__Aim of the exercise__
Copy each line of the material below that includes the string "A项错误".

__Exercise input__
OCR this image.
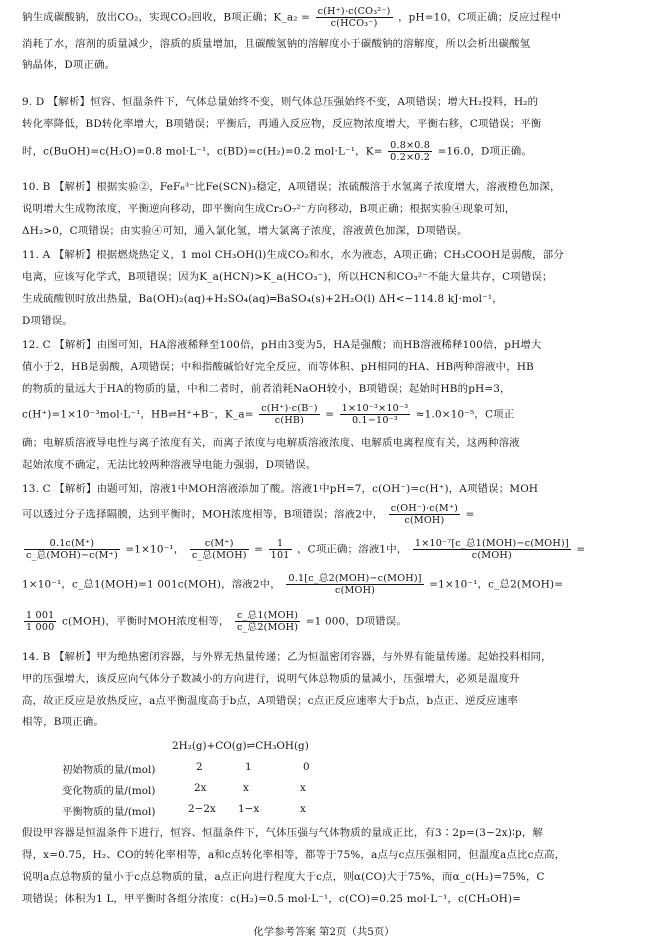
钠生成碳酸钠，放出CO₂，实现CO₂回收，B项正确；K_a₂ = $\frac{\text{c(H⁺)·c(CO₃²⁻)}}{\text{c(HCO₃⁻)}}$ ，pH=10，C项正确；反应过程中
消耗了水，溶剂的质量减少，溶质的质量增加，且碳酸氢钠的溶解度小于碳酸钠的溶解度，所以会析出碳酸氢
钠晶体，D项正确。
9. D 【解析】恒容、恒温条件下，气体总量始终不变，则气体总压强始终不变，A项错误；增大H₂投料，H₂的
转化率降低，BD转化率增大，B项错误；平衡后，再通入反应物，反应物浓度增大，平衡右移，C项错误；平衡
时，c(BuOH)=c(H₂O)=0.8 mol·L⁻¹，c(BD)=c(H₂)=0.2 mol·L⁻¹，$K= \frac{0.8\times 0.8}{0.2\times 0.2} =16.0$，D项正确。
10. B 【解析】根据实验②，FeF₆³⁻比Fe(SCN)₃稳定，A项错误；浓硫酸溶于水氢离子浓度增大，溶液橙色加深，
说明增大生成物浓度，平衡逆向移动，即平衡向生成Cr₂O₇²⁻方向移动，B项正确；根据实验④现象可知，
ΔH₂>0，C项错误；由实验④可知，通入氯化氢，增大氯离子浓度，溶液黄色加深，D项错误。
11. A 【解析】根据燃烧热定义，1 mol CH₃OH(l)生成CO₂和水，水为液态，A项正确；CH₃COOH是弱酸，部分
电离，应该写化学式，B项错误；因为K_a(HCN)>K_a(HCO₃⁻)，所以HCN和CO₃²⁻不能大量共存，C项错误；
生成硫酸钡时放出热量，Ba(OH)₂(aq)+H₂SO₄(aq)═BaSO₄(s)+2H₂O(l) ΔH<−114.8 kJ·mol⁻¹，
D项错误。
12. C 【解析】由图可知，HA溶液稀释至100倍，pH由3变为5，HA是强酸；而HB溶液稀释100倍，pH增大
值小于2，HB是弱酸，A项错误；中和指酸碱恰好完全反应，而等体积、pH相同的HA、HB两种溶液中，HB
的物质的量远大于HA的物质的量，中和二者时，前者消耗NaOH较小，B项错误；起始时HB的pH=3，
c(H⁺)=1×10⁻³mol·L⁻¹，HB⇌H⁺+B⁻，K_a= $\frac{c(H^+)\cdot c(B^-)}{c(HB)} = \frac{\text{1×10⁻³×10⁻³}}{\text{0.1−10⁻³}} \approx 1.0\times 10^{-5}$，C项正
确；电解质溶液导电性与离子浓度有关，而离子浓度与电解质溶液浓度、电解质电离程度有关，这两种溶液
起始浓度不确定，无法比较两种溶液导电能力强弱，D项错误。
13. C 【解析】由题可知，溶液1中MOH溶液添加了酸。溶液1中pH=7，c(OH⁻)=c(H⁺)，A项错误；MOH
可以透过分子选择隔膜，达到平衡时，MOH浓度相等，B项错误；溶液2中， $\frac{c(OH^-)\cdot c(M^+)}{\text{c(MOH)}}$ =
$\frac{0.1c(M^+)}{\text{c\_总(MOH)−c(M⁺)}} =1\times 10^{-1}$， $\frac{c(M^+)}{\text{c\_总(MOH)}} = \frac{1}{101}$ ，C项正确；溶液1中， $\frac{\text{1×10⁻⁷[c\_总1(MOH)−c(MOH)]}}{\text{c(MOH)}}$ =
1×10⁻¹，c_总1(MOH)=1 001c(MOH)，溶液2中， $\frac{\text{0.1[c\_总2(MOH)−c(MOH)]}}{\text{c(MOH)}} =1\times 10^{-1}$，c_总2(MOH)=
$\frac{1 001}{1 000} c(MOH)$，平衡时MOH浓度相等， $\frac{\text{c\_总1(MOH)}}{\text{c\_总2(MOH)}} =1$ 000，D项错误。
14. B 【解析】甲为绝热密闭容器，与外界无热量传递；乙为恒温密闭容器，与外界有能量传递。起始投料相同，
甲的压强增大，该反应向气体分子数减小的方向进行，说明气体总物质的量减小，压强增大，必须是温度升
高，故正反应是放热反应，a点平衡温度高于b点，A项错误；c点正反应速率大于b点，b点正、逆反应速率
相等，B项正确。
2H₂(g)+CO(g)⇌CH₃OH(g)
初始物质的量/(mol)	2	1	0
变化物质的量/(mol)	2x	x	x
平衡物质的量/(mol)	2−2x 1−x	x
假设甲容器是恒温条件下进行，恒容、恒温条件下，气体压强与气体物质的量成正比，有3∶2p=(3−2x)∶p，解
得，x=0.75，H₂、CO的转化率相等，a和c点转化率相等，都等于75%，a点与c点压强相同，但温度a点比c点高，
说明a点总物质的量小于c点总物质的量，a点正向进行程度大于c点，则α(CO)大于75%，而α_c(H₂)=75%，C
项错误；体积为1 L，甲平衡时各组分浓度：c(H₂)=0.5 mol·L⁻¹，c(CO)=0.25 mol·L⁻¹，c(CH₃OH)=
化学参考答案 第2页（共5页）
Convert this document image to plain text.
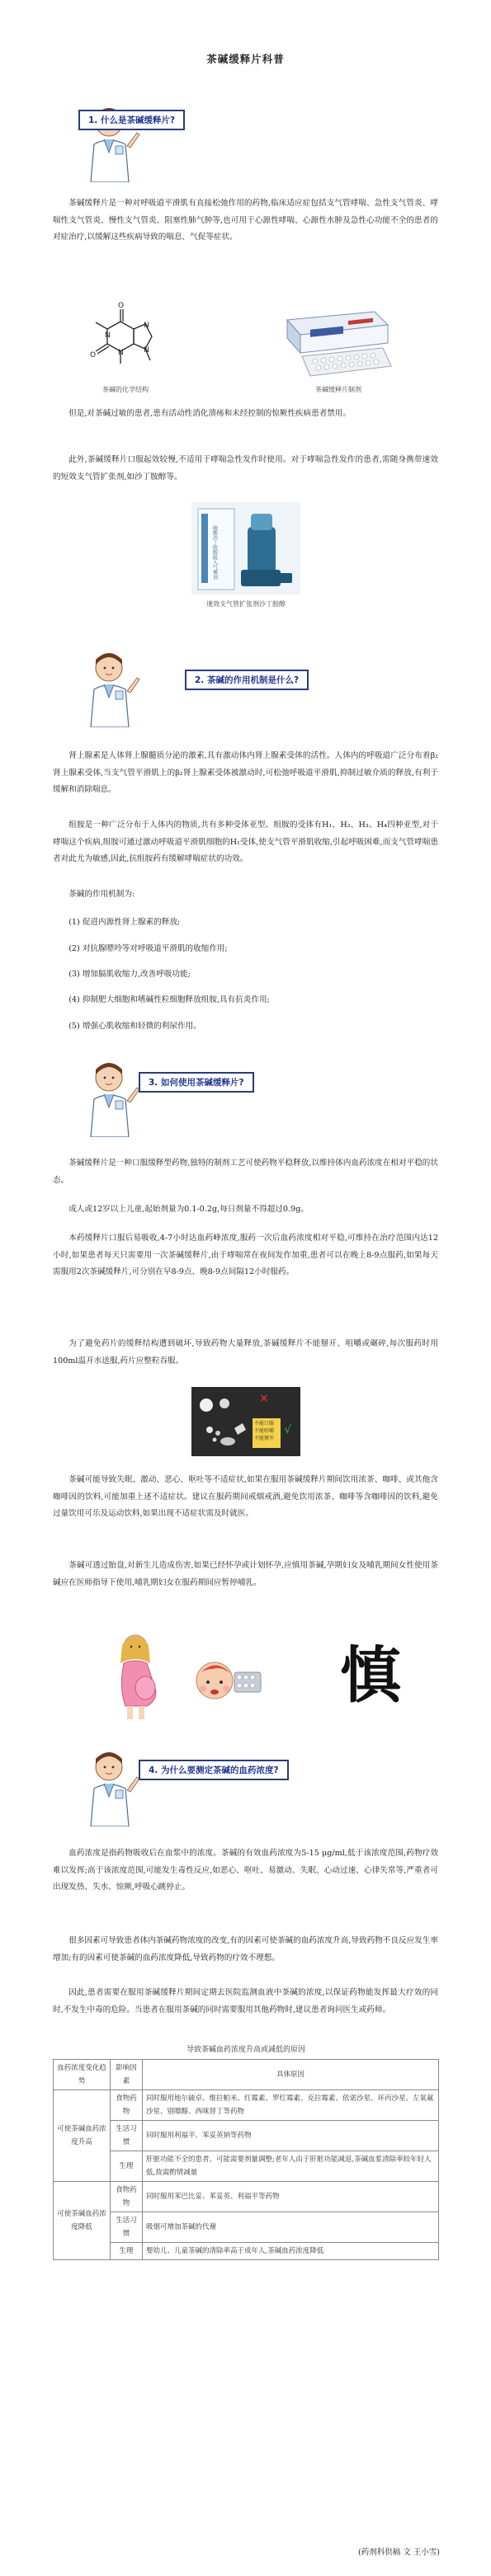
茶碱缓释片科普
1. 什么是茶碱缓释片?
茶碱缓释片是一种对呼吸道平滑肌有直接松弛作用的药物,临床适应症包括支气管哮喘、急性支气管炎、哮喘性支气管炎、慢性支气管炎、阻塞性肺气肿等,也可用于心源性哮喘、心源性水肿及急性心功能不全的患者的对症治疗,以缓解这些疾病导致的喘息、气促等症状。
O
O
N
N
N
N
茶碱的化学结构	茶碱缓释片制剂
但是,对茶碱过敏的患者,患有活动性消化溃疡和未经控制的惊厥性疾病患者禁用。
此外,茶碱缓释片口服起效较慢,不适用于哮喘急性发作时使用。对于哮喘急性发作的患者,需随身携带速效的短效支气管扩张剂,如沙丁胺醇等。
硫酸沙丁胺醇吸入气雾剂
速效支气管扩张剂沙丁胺醇
2. 茶碱的作用机制是什么?
肾上腺素是人体肾上腺髓质分泌的激素,具有激动体内肾上腺素受体的活性。人体内的呼吸道广泛分布着β₂肾上腺素受体,当支气管平滑肌上的β₂肾上腺素受体被激动时,可松弛呼吸道平滑肌,抑制过敏介质的释放,有利于缓解和消除喘息。
组胺是一种广泛分布于人体内的物质,共有多种受体亚型。组胺的受体有H₁、H₂、H₃、H₄四种亚型,对于哮喘这个疾病,组胺可通过激动呼吸道平滑肌细胞的H₁受体,使支气管平滑肌收缩,引起呼吸困难,而支气管哮喘患者对此尤为敏感,因此,抗组胺药有缓解哮喘症状的功效。
茶碱的作用机制为:
(1) 促进内源性肾上腺素的释放;
(2) 对抗腺嘌呤等对呼吸道平滑肌的收缩作用;
(3) 增加膈肌收缩力,改善呼吸功能;
(4) 抑制肥大细胞和嗜碱性粒细胞释放组胺,具有抗炎作用;
(5) 增强心肌收缩和轻微的利尿作用。
3. 如何使用茶碱缓释片?
茶碱缓释片是一种口服缓释型药物,独特的制剂工艺可使药物平稳释放,以维持体内血药浓度在相对平稳的状态。
成人或12岁以上儿童,起始剂量为0.1-0.2g,每日剂量不得超过0.9g。
本药缓释片口服后易吸收,4-7小时达血药峰浓度,服药一次后血药浓度相对平稳,可维持在治疗范围内达12小时,如果患者每天只需要用一次茶碱缓释片,由于哮喘常在夜间发作加重,患者可以在晚上8-9点服药,如果每天需服用2次茶碱缓释片,可分别在早8-9点、晚8-9点间隔12小时服药。
为了避免药片的缓释结构遭到破坏,导致药物大量释放,茶碱缓释片不能掰开、咀嚼或碾碎,每次服药时用100ml温开水送服,药片应整粒吞服。
×
不能口服
不能咀嚼
不能掰开
√
茶碱可能导致失眠、激动、恶心、呕吐等不适症状,如果在服用茶碱缓释片期间饮用浓茶、咖啡、或其他含咖啡因的饮料,可能加重上述不适症状。建议在服药期间戒烟戒酒,避免饮用浓茶、咖啡等含咖啡因的饮料,避免过量饮用可乐及运动饮料,如果出现不适症状需及时就医。
茶碱可透过胎盘,对新生儿造成伤害,如果已经怀孕或计划怀孕,应慎用茶碱,孕期妇女及哺乳期间女性使用茶碱应在医师指导下使用,哺乳期妇女在服药期间应暂停哺乳。
慎
4. 为什么要测定茶碱的血药浓度?
血药浓度是指药物吸收后在血浆中的浓度。茶碱的有效血药浓度为5-15 μg/ml,低于该浓度范围,药物疗效难以发挥;高于该浓度范围,可能发生毒性反应,如恶心、呕吐、易激动、失眠、心动过速、心律失常等,严重者可出现发热、失水、惊厥,呼吸心跳停止。
很多因素可导致患者体内茶碱药物浓度的改变,有的因素可使茶碱的血药浓度升高,导致药物不良反应发生率增加;有的因素可使茶碱的血药浓度降低,导致药物的疗效不理想。
因此,患者需要在服用茶碱缓释片期间定期去医院监测血液中茶碱的浓度,以保证药物能发挥最大疗效的同时,不发生中毒的危险。当患者在服用茶碱的同时需要服用其他药物时,建议患者询问医生或药师。
导致茶碱血药浓度升高或减低的原因
血药浓度变化趋势	影响因素	具体原因
可使茶碱血药浓度升高	食物药物	同时服用地尔硫卓、维拉帕米、红霉素、罗红霉素、克拉霉素、依诺沙星、环丙沙星、左氧氟沙星、别嘌醇、西咪替丁等药物
	生活习惯	同时服用利福平、苯妥英钠等药物
	生理	肝脏功能不全的患者、可能需要剂量调整;老年人由于肝脏功能减退,茶碱血浆清除率较年轻人低,故需酌情减量
可使茶碱血药浓度降低	食物药物	同时服用苯巴比妥、苯妥英、利福平等药物
	生活习惯	吸烟可增加茶碱的代谢
	生理	婴幼儿、儿童茶碱的清除率高于成年人,茶碱血药浓度降低
(药剂科供稿 文 王小雪)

__Response__
9. D 【解析】恒容、恒温条件下，气体总量始终不变，则气体总压强始终不变，A项错误；增大H₂投料，H₂的
10. B 【解析】根据实验②，FeF₆³⁻比Fe(SCN)₃稳定，A项错误；浓硫酸溶于水氢离子浓度增大，溶液橙色加深，
值小于2，HB是弱酸，A项错误；中和指酸碱恰好完全反应，而等体积、pH相同的HA、HB两种溶液中，HB
13. C 【解析】由题可知，溶液1中MOH溶液添加了酸。溶液1中pH=7，c(OH⁻)=c(H⁺)，A项错误；MOH
高，故正反应是放热反应，a点平衡温度高于b点，A项错误；c点正反应速率大于b点，b点正、逆反应速率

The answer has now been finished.